**Do this**
Tally every line of the listing where the string "Traffic" is found, and state the total alone.

=====

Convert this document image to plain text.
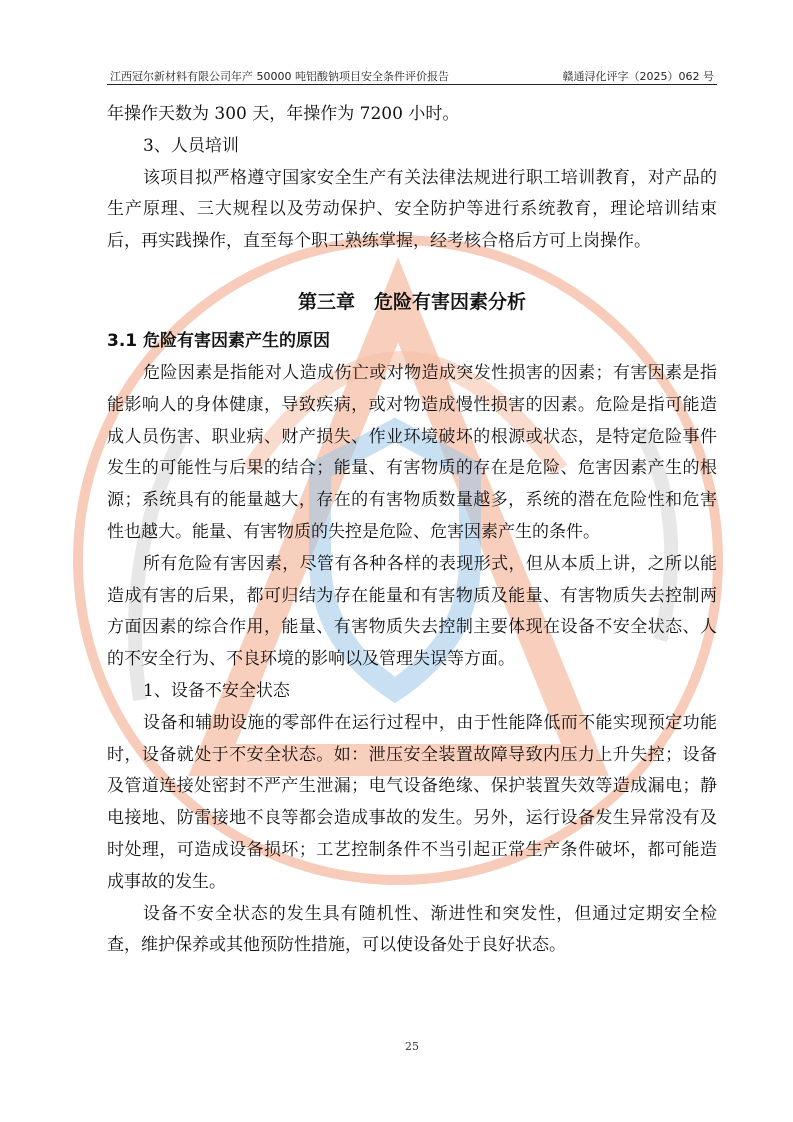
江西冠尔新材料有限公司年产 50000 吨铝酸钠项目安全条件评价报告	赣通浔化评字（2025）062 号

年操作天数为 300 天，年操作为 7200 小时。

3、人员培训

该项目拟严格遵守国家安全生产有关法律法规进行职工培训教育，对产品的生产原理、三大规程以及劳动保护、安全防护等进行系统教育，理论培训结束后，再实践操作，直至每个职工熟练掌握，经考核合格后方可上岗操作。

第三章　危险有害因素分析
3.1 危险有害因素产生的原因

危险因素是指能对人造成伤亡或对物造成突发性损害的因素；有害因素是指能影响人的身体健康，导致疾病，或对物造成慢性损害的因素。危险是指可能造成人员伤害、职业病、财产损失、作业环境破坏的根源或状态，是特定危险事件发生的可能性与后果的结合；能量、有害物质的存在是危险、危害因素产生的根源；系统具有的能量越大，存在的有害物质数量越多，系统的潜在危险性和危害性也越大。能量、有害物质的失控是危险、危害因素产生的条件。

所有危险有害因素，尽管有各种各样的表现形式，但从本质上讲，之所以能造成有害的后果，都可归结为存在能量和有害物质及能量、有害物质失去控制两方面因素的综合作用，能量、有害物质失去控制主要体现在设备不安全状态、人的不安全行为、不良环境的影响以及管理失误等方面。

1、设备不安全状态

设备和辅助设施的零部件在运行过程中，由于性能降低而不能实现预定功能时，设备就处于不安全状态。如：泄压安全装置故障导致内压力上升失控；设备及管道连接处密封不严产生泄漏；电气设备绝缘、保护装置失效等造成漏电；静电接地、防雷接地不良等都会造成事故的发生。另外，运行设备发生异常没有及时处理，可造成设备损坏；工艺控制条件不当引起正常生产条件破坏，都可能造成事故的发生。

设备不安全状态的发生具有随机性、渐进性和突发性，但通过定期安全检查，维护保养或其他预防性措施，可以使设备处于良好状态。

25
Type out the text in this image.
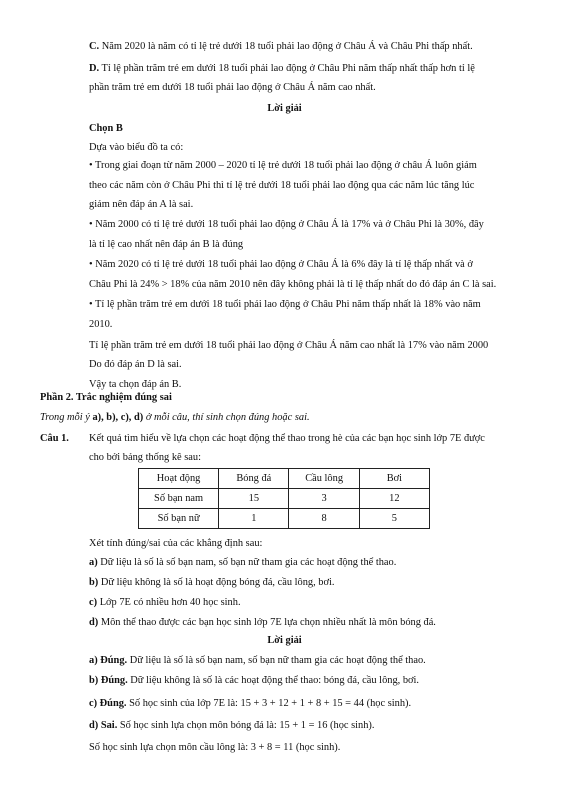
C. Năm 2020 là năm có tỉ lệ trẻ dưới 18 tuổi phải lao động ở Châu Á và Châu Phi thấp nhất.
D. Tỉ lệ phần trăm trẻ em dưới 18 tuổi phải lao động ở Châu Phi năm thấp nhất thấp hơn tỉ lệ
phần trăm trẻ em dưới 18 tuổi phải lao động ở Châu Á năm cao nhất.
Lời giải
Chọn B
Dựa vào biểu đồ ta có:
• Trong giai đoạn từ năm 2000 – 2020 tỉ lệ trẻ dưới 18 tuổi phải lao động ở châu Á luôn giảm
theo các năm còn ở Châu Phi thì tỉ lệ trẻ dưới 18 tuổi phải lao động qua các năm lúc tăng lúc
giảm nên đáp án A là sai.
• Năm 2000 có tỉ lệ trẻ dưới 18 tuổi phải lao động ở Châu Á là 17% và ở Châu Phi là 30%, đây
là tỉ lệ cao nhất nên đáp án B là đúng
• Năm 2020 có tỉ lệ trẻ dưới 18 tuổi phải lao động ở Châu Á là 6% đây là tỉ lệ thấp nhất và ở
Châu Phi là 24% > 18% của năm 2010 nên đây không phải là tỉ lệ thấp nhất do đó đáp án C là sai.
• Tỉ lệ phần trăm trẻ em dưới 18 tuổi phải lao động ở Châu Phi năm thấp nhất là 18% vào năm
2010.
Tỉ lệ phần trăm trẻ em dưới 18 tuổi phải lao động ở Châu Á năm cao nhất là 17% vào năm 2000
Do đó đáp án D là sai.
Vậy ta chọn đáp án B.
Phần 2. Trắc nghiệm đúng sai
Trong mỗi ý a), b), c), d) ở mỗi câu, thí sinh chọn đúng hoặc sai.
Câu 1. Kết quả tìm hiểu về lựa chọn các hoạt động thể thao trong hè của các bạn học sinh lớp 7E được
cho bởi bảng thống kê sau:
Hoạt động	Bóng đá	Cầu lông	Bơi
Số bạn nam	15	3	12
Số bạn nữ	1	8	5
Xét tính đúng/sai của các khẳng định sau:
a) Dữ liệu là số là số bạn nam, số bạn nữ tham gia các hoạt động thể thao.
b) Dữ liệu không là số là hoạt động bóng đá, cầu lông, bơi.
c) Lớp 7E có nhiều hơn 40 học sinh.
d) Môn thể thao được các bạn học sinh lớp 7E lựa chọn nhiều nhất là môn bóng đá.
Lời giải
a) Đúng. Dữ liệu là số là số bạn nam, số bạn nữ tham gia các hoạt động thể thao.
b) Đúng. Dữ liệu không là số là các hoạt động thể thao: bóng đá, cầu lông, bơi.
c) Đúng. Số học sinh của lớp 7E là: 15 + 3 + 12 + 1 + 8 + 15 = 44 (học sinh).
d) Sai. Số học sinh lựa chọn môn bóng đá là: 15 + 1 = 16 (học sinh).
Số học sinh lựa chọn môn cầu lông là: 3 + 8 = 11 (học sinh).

=====

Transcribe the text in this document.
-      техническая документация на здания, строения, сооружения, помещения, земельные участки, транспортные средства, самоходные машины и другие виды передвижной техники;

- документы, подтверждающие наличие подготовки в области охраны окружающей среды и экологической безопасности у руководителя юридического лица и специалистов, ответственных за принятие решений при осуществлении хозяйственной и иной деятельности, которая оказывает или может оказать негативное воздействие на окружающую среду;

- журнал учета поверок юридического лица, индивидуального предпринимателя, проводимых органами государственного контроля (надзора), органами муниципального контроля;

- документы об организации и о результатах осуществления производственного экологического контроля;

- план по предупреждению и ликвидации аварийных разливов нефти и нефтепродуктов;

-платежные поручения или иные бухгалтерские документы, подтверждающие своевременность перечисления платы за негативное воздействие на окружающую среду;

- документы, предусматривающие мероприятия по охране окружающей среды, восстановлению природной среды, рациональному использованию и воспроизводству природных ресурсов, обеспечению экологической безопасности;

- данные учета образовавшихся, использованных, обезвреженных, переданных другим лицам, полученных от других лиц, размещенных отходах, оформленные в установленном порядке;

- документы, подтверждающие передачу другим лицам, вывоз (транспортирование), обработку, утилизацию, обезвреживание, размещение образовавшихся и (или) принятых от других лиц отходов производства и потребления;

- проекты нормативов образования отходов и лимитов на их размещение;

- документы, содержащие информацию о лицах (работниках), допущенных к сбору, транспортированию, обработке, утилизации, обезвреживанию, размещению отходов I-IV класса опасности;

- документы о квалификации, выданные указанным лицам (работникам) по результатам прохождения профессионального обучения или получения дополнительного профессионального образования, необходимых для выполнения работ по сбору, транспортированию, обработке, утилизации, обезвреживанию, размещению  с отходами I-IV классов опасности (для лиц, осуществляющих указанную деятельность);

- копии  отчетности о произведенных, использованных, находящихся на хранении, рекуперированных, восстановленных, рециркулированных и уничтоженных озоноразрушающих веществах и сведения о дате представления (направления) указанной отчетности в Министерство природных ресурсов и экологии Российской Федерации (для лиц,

=====

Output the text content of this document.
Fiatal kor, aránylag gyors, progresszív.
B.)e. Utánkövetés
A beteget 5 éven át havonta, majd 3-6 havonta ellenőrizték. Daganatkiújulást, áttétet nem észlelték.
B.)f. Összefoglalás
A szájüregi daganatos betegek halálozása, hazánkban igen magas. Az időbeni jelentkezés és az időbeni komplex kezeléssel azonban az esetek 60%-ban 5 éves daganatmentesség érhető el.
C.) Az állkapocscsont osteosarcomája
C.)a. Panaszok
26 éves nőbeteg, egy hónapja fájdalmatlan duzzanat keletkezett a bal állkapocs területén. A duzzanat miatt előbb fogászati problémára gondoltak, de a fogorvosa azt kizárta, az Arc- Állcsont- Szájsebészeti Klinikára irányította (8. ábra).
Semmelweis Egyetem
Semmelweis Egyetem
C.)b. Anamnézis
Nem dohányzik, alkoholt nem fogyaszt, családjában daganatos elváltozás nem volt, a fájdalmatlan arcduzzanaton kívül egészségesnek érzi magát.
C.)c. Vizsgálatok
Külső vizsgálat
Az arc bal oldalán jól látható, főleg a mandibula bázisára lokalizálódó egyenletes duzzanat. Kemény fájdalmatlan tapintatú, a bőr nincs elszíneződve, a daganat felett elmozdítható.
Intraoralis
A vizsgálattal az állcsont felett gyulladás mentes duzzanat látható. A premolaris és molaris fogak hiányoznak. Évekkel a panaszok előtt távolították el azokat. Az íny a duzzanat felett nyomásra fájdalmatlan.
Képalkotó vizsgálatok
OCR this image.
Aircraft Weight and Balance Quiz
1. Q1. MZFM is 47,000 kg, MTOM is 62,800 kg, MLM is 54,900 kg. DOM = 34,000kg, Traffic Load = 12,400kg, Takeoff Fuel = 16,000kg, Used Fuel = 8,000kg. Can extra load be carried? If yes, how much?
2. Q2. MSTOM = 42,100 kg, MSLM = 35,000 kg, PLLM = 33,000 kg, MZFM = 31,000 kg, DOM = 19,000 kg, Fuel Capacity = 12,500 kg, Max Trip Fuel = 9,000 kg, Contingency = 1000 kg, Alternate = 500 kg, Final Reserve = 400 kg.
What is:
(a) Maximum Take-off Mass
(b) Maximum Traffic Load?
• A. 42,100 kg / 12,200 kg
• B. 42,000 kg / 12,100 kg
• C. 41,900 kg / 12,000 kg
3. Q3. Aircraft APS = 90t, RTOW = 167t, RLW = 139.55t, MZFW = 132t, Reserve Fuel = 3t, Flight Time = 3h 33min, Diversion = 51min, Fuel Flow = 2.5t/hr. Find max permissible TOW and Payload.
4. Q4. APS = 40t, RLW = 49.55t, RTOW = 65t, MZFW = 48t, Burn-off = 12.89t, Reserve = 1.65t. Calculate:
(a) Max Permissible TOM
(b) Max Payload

=====

**Solved exercise**
2